==== RECORDS TO PROCESS ====

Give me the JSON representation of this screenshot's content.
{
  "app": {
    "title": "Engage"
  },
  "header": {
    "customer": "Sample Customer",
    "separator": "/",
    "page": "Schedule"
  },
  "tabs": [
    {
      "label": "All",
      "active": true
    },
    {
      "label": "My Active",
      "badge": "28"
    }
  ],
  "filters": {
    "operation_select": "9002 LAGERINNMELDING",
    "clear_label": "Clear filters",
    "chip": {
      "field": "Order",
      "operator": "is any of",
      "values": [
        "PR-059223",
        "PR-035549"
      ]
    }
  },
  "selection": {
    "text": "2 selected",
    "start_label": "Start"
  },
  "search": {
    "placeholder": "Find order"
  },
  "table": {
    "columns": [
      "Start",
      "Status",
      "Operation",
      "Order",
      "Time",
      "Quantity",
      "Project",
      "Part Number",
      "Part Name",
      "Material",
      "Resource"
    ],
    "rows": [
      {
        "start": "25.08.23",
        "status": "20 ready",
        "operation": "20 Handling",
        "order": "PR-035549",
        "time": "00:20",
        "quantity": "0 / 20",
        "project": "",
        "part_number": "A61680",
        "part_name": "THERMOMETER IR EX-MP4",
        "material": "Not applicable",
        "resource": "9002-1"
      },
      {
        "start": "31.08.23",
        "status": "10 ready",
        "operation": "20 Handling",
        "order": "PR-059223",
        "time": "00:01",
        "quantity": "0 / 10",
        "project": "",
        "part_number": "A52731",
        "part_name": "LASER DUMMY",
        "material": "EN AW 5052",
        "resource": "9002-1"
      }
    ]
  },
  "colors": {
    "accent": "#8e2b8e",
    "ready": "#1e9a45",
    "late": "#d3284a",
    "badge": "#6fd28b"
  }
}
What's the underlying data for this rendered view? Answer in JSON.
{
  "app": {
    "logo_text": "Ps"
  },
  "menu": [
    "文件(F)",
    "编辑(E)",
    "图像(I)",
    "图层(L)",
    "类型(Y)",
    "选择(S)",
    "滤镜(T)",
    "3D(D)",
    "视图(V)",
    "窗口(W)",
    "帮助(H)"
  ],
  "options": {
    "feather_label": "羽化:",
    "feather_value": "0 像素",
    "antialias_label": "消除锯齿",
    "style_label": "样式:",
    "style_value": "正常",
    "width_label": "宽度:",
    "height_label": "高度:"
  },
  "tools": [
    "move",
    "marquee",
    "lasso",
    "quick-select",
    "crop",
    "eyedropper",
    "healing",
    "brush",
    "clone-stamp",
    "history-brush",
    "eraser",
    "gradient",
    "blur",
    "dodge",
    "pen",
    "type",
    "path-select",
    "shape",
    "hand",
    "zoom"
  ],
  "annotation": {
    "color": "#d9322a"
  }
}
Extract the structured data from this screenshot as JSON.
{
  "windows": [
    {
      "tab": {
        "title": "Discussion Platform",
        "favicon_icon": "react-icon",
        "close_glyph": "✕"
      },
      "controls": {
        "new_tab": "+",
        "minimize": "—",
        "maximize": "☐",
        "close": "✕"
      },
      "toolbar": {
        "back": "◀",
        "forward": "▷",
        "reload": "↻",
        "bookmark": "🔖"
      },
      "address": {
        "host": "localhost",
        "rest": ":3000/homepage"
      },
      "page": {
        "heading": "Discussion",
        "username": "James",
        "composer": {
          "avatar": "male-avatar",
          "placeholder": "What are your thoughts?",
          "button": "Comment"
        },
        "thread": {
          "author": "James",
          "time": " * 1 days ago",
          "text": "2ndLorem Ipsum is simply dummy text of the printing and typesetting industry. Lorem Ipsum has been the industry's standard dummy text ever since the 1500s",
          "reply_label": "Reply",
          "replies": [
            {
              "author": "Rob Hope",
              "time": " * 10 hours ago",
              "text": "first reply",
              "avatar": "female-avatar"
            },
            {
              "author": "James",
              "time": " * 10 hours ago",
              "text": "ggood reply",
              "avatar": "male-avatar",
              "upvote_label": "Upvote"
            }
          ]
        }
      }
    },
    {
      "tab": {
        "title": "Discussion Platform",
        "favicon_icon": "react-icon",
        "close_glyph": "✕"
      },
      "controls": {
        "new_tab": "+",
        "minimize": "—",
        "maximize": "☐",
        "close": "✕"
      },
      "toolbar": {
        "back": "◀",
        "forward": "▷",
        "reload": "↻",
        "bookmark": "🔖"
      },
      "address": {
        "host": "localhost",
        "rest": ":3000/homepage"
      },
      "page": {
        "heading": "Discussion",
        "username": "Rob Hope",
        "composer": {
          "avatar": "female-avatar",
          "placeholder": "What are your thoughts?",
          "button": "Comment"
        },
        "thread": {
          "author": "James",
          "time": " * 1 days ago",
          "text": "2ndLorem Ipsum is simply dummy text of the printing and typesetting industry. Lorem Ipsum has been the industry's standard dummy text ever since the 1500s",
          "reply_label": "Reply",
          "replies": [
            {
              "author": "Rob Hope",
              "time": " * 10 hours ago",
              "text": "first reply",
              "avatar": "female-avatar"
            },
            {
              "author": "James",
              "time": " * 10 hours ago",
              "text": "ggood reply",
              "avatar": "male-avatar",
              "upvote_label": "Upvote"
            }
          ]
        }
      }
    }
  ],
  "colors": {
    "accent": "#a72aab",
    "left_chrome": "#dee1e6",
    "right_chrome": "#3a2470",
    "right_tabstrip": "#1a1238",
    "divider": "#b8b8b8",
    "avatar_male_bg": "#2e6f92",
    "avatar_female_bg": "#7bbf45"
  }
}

====

EXERCISE AIM: Extract all of the data shown above without alteration.

ANSWER:
Give me the JSON representation of this screenshot's content.
{
  "app": {
    "title": "Engage"
  },
  "header": {
    "customer": "Sample Customer",
    "separator": "/",
    "page": "Schedule"
  },
  "tabs": [
    {
      "label": "All",
      "active": true
    },
    {
      "label": "My Active",
      "badge": "28"
    }
  ],
  "filters": {
    "operation_select": "9002 LAGERINNMELDING",
    "clear_label": "Clear filters",
    "chip": {
      "field": "Order",
      "operator": "is any of",
      "values": [
        "PR-059223",
        "PR-035549"
      ]
    }
  },
  "selection": {
    "text": "2 selected",
    "start_label": "Start"
  },
  "search": {
    "placeholder": "Find order"
  },
  "table": {
    "columns": [
      "Start",
      "Status",
      "Operation",
      "Order",
      "Time",
      "Quantity",
      "Project",
      "Part Number",
      "Part Name",
      "Material",
      "Resource"
    ],
    "rows": [
      {
        "start": "25.08.23",
        "status": "20 ready",
        "operation": "20 Handling",
        "order": "PR-035549",
        "time": "00:20",
        "quantity": "0 / 20",
        "project": "",
        "part_number": "A61680",
        "part_name": "THERMOMETER IR EX-MP4",
        "material": "Not applicable",
        "resource": "9002-1"
      },
      {
        "start": "31.08.23",
        "status": "10 ready",
        "operation": "20 Handling",
        "order": "PR-059223",
        "time": "00:01",
        "quantity": "0 / 10",
        "project": "",
        "part_number": "A52731",
        "part_name": "LASER DUMMY",
        "material": "EN AW 5052",
        "resource": "9002-1"
      }
    ]
  },
  "colors": {
    "accent": "#8e2b8e",
    "ready": "#1e9a45",
    "late": "#d3284a",
    "badge": "#6fd28b"
  }
}
What's the underlying data for this rendered view? Answer in JSON.
{
  "app": {
    "logo_text": "Ps"
  },
  "menu": [
    "文件(F)",
    "编辑(E)",
    "图像(I)",
    "图层(L)",
    "类型(Y)",
    "选择(S)",
    "滤镜(T)",
    "3D(D)",
    "视图(V)",
    "窗口(W)",
    "帮助(H)"
  ],
  "options": {
    "feather_label": "羽化:",
    "feather_value": "0 像素",
    "antialias_label": "消除锯齿",
    "style_label": "样式:",
    "style_value": "正常",
    "width_label": "宽度:",
    "height_label": "高度:"
  },
  "tools": [
    "move",
    "marquee",
    "lasso",
    "quick-select",
    "crop",
    "eyedropper",
    "healing",
    "brush",
    "clone-stamp",
    "history-brush",
    "eraser",
    "gradient",
    "blur",
    "dodge",
    "pen",
    "type",
    "path-select",
    "shape",
    "hand",
    "zoom"
  ],
  "annotation": {
    "color": "#d9322a"
  }
}
Extract the structured data from this screenshot as JSON.
{
  "windows": [
    {
      "tab": {
        "title": "Discussion Platform",
        "favicon_icon": "react-icon",
        "close_glyph": "✕"
      },
      "controls": {
        "new_tab": "+",
        "minimize": "—",
        "maximize": "☐",
        "close": "✕"
      },
      "toolbar": {
        "back": "◀",
        "forward": "▷",
        "reload": "↻",
        "bookmark": "🔖"
      },
      "address": {
        "host": "localhost",
        "rest": ":3000/homepage"
      },
      "page": {
        "heading": "Discussion",
        "username": "James",
        "composer": {
          "avatar": "male-avatar",
          "placeholder": "What are your thoughts?",
          "button": "Comment"
        },
        "thread": {
          "author": "James",
          "time": " * 1 days ago",
          "text": "2ndLorem Ipsum is simply dummy text of the printing and typesetting industry. Lorem Ipsum has been the industry's standard dummy text ever since the 1500s",
          "reply_label": "Reply",
          "replies": [
            {
              "author": "Rob Hope",
              "time": " * 10 hours ago",
              "text": "first reply",
              "avatar": "female-avatar"
            },
            {
              "author": "James",
              "time": " * 10 hours ago",
              "text": "ggood reply",
              "avatar": "male-avatar",
              "upvote_label": "Upvote"
            }
          ]
        }
      }
    },
    {
      "tab": {
        "title": "Discussion Platform",
        "favicon_icon": "react-icon",
        "close_glyph": "✕"
      },
      "controls": {
        "new_tab": "+",
        "minimize": "—",
        "maximize": "☐",
        "close": "✕"
      },
      "toolbar": {
        "back": "◀",
        "forward": "▷",
        "reload": "↻",
        "bookmark": "🔖"
      },
      "address": {
        "host": "localhost",
        "rest": ":3000/homepage"
      },
      "page": {
        "heading": "Discussion",
        "username": "Rob Hope",
        "composer": {
          "avatar": "female-avatar",
          "placeholder": "What are your thoughts?",
          "button": "Comment"
        },
        "thread": {
          "author": "James",
          "time": " * 1 days ago",
          "text": "2ndLorem Ipsum is simply dummy text of the printing and typesetting industry. Lorem Ipsum has been the industry's standard dummy text ever since the 1500s",
          "reply_label": "Reply",
          "replies": [
            {
              "author": "Rob Hope",
              "time": " * 10 hours ago",
              "text": "first reply",
              "avatar": "female-avatar"
            },
            {
              "author": "James",
              "time": " * 10 hours ago",
              "text": "ggood reply",
              "avatar": "male-avatar",
              "upvote_label": "Upvote"
            }
          ]
        }
      }
    }
  ],
  "colors": {
    "accent": "#a72aab",
    "left_chrome": "#dee1e6",
    "right_chrome": "#3a2470",
    "right_tabstrip": "#1a1238",
    "divider": "#b8b8b8",
    "avatar_male_bg": "#2e6f92",
    "avatar_female_bg": "#7bbf45"
  }
}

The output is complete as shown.